[start]

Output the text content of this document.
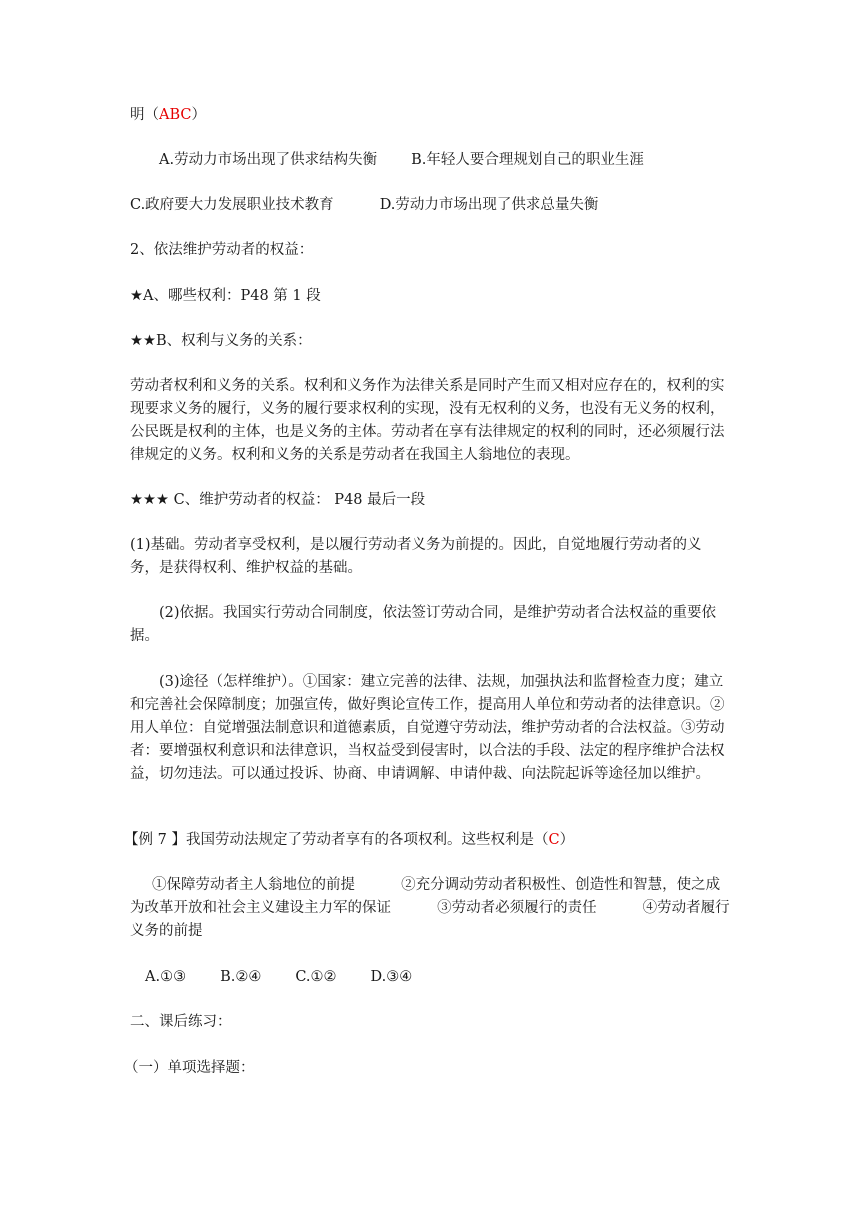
明（ABC）

A.劳动力市场出现了供求结构失衡 B.年轻人要合理规划自己的职业生涯

C.政府要大力发展职业技术教育	D.劳动力市场出现了供求总量失衡

2、依法维护劳动者的权益：

★A、哪些权利：P48 第 1 段

★★B、权利与义务的关系：

劳动者权利和义务的关系。权利和义务作为法律关系是同时产生而又相对应存在的，权利的实现要求义务的履行，义务的履行要求权利的实现，没有无权利的义务，也没有无义务的权利，公民既是权利的主体，也是义务的主体。劳动者在享有法律规定的权利的同时，还必须履行法律规定的义务。权利和义务的关系是劳动者在我国主人翁地位的表现。

★★★ C、维护劳动者的权益： P48 最后一段

(1)基础。劳动者享受权利，是以履行劳动者义务为前提的。因此，自觉地履行劳动者的义务，是获得权利、维护权益的基础。

(2)依据。我国实行劳动合同制度，依法签订劳动合同，是维护劳动者合法权益的重要依据。

(3)途径（怎样维护）。①国家：建立完善的法律、法规，加强执法和监督检查力度；建立和完善社会保障制度；加强宣传，做好舆论宣传工作，提高用人单位和劳动者的法律意识。②用人单位：自觉增强法制意识和道德素质，自觉遵守劳动法，维护劳动者的合法权益。③劳动者：要增强权利意识和法律意识，当权益受到侵害时，以合法的手段、法定的程序维护合法权益，切勿违法。可以通过投诉、协商、申请调解、申请仲裁、向法院起诉等途径加以维护。

【例 7 】我国劳动法规定了劳动者享有的各项权利。这些权利是（C）

①保障劳动者主人翁地位的前提          ②充分调动劳动者积极性、创造性和智慧，使之成为改革开放和社会主义建设主力军的保证          ③劳动者必须履行的责任          ④劳动者履行义务的前提

A.①③ B.②④ C.①② D.③④

二、课后练习：

（一）单项选择题：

[end]

# Task requirements:
Output, exactly, all the records above; include no pictures.

# Correct result:
Output the text content of this document.
明（ABC）

A.劳动力市场出现了供求结构失衡 B.年轻人要合理规划自己的职业生涯

C.政府要大力发展职业技术教育	D.劳动力市场出现了供求总量失衡

2、依法维护劳动者的权益：

★A、哪些权利：P48 第 1 段

★★B、权利与义务的关系：

劳动者权利和义务的关系。权利和义务作为法律关系是同时产生而又相对应存在的，权利的实现要求义务的履行，义务的履行要求权利的实现，没有无权利的义务，也没有无义务的权利，公民既是权利的主体，也是义务的主体。劳动者在享有法律规定的权利的同时，还必须履行法律规定的义务。权利和义务的关系是劳动者在我国主人翁地位的表现。

★★★ C、维护劳动者的权益： P48 最后一段

(1)基础。劳动者享受权利，是以履行劳动者义务为前提的。因此，自觉地履行劳动者的义务，是获得权利、维护权益的基础。

(2)依据。我国实行劳动合同制度，依法签订劳动合同，是维护劳动者合法权益的重要依据。

(3)途径（怎样维护）。①国家：建立完善的法律、法规，加强执法和监督检查力度；建立和完善社会保障制度；加强宣传，做好舆论宣传工作，提高用人单位和劳动者的法律意识。②用人单位：自觉增强法制意识和道德素质，自觉遵守劳动法，维护劳动者的合法权益。③劳动者：要增强权利意识和法律意识，当权益受到侵害时，以合法的手段、法定的程序维护合法权益，切勿违法。可以通过投诉、协商、申请调解、申请仲裁、向法院起诉等途径加以维护。

【例 7 】我国劳动法规定了劳动者享有的各项权利。这些权利是（C）

①保障劳动者主人翁地位的前提          ②充分调动劳动者积极性、创造性和智慧，使之成为改革开放和社会主义建设主力军的保证          ③劳动者必须履行的责任          ④劳动者履行义务的前提

A.①③ B.②④ C.①② D.③④

二、课后练习：

（一）单项选择题：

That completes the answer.